What is being asked
Using the records that follow, copy every line containing the word "title".

Material for this exercise
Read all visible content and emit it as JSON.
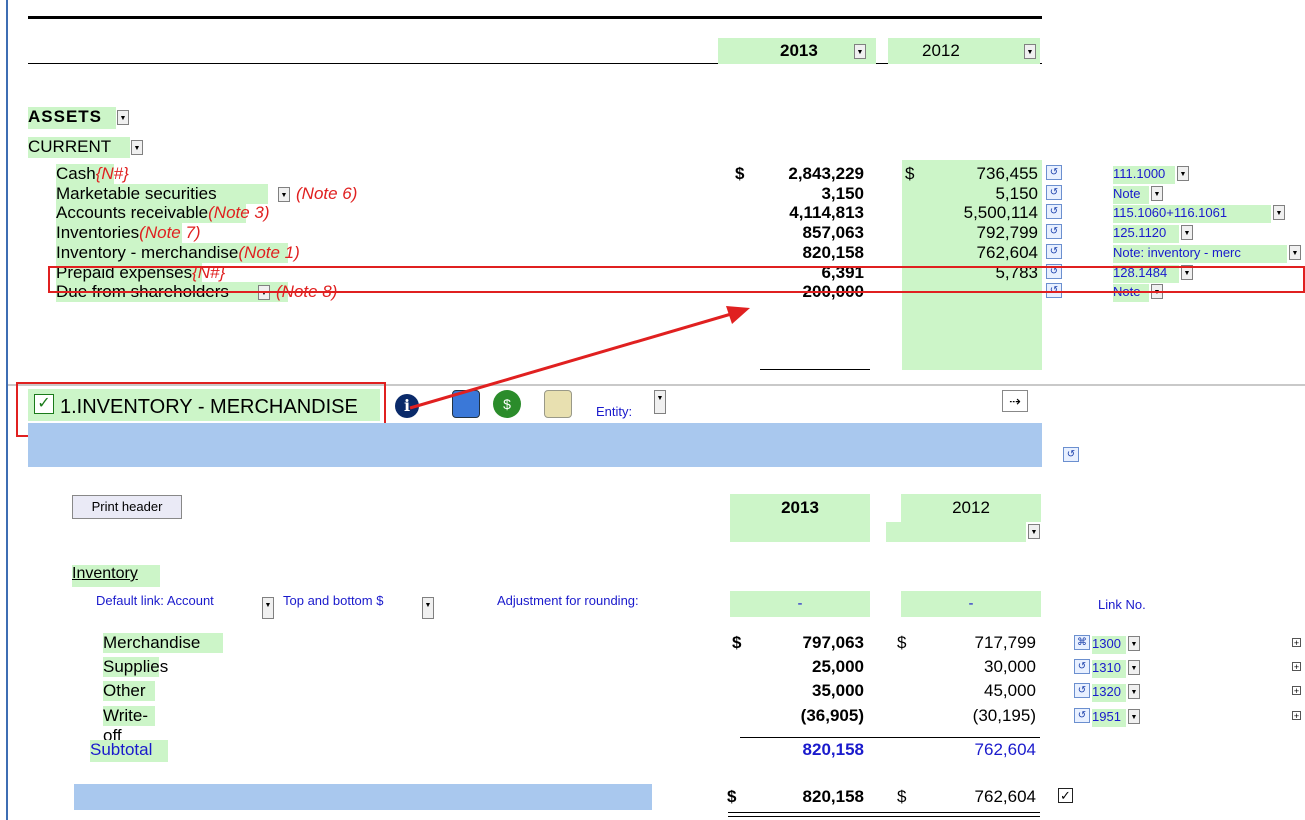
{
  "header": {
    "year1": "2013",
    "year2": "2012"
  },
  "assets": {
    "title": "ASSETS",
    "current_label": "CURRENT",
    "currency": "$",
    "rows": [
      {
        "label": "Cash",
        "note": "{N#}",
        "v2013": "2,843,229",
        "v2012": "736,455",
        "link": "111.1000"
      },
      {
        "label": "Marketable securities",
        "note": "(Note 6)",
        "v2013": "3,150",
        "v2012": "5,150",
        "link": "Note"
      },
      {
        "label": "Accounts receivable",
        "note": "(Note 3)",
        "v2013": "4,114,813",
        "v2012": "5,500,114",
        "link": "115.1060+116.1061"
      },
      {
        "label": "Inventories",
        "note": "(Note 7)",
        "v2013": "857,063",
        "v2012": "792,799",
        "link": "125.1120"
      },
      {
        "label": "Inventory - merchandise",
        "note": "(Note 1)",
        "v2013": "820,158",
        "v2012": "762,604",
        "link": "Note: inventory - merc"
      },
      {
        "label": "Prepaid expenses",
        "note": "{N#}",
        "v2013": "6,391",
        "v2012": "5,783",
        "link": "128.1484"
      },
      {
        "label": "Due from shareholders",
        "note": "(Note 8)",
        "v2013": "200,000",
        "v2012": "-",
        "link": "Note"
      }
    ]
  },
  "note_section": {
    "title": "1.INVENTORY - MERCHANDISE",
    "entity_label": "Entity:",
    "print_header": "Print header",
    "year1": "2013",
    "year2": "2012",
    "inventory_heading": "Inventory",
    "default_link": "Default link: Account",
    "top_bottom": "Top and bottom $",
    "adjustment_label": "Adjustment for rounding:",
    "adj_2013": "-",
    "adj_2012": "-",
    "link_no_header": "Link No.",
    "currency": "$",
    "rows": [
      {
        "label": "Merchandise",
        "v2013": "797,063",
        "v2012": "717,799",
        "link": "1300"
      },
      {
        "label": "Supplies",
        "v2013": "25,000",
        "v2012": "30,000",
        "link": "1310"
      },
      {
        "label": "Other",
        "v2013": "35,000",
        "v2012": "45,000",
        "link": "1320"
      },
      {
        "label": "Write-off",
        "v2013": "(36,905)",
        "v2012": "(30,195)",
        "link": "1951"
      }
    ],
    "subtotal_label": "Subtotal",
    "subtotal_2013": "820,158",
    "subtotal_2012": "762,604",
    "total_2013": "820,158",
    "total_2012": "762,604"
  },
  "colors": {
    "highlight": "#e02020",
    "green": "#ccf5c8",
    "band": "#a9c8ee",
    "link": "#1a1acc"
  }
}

Response to the exercise
    "title": "ASSETS",
    "title": "1.INVENTORY - MERCHANDISE",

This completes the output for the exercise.